_Task to carry out_
Set the following entries down again exactly, line by line.

_Recorded information_
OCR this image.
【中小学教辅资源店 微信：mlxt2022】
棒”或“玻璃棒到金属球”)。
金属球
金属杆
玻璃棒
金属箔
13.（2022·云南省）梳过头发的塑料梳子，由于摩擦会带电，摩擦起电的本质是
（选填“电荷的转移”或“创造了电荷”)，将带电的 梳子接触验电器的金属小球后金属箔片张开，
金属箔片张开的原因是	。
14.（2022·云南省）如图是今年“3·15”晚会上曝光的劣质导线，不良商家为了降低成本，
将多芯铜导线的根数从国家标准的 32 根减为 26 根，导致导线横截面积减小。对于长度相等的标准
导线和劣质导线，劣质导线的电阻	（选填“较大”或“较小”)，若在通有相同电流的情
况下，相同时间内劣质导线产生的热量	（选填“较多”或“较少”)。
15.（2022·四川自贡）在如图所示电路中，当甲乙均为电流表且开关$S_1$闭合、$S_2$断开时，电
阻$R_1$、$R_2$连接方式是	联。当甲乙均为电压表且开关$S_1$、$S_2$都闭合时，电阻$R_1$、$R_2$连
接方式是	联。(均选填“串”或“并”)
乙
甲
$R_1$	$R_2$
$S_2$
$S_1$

_Solution to the problem_
OCR this image.
【中小学教辅资源店 微信：mlxt2022】
棒”或“玻璃棒到金属球”)。
金属球
金属杆
玻璃棒
金属箔
13.（2022·云南省）梳过头发的塑料梳子，由于摩擦会带电，摩擦起电的本质是
（选填“电荷的转移”或“创造了电荷”)，将带电的 梳子接触验电器的金属小球后金属箔片张开，
金属箔片张开的原因是	。
14.（2022·云南省）如图是今年“3·15”晚会上曝光的劣质导线，不良商家为了降低成本，
将多芯铜导线的根数从国家标准的 32 根减为 26 根，导致导线横截面积减小。对于长度相等的标准
导线和劣质导线，劣质导线的电阻	（选填“较大”或“较小”)，若在通有相同电流的情
况下，相同时间内劣质导线产生的热量	（选填“较多”或“较少”)。
15.（2022·四川自贡）在如图所示电路中，当甲乙均为电流表且开关$S_1$闭合、$S_2$断开时，电
阻$R_1$、$R_2$连接方式是	联。当甲乙均为电压表且开关$S_1$、$S_2$都闭合时，电阻$R_1$、$R_2$连
接方式是	联。(均选填“串”或“并”)
乙
甲
$R_1$	$R_2$
$S_2$
$S_1$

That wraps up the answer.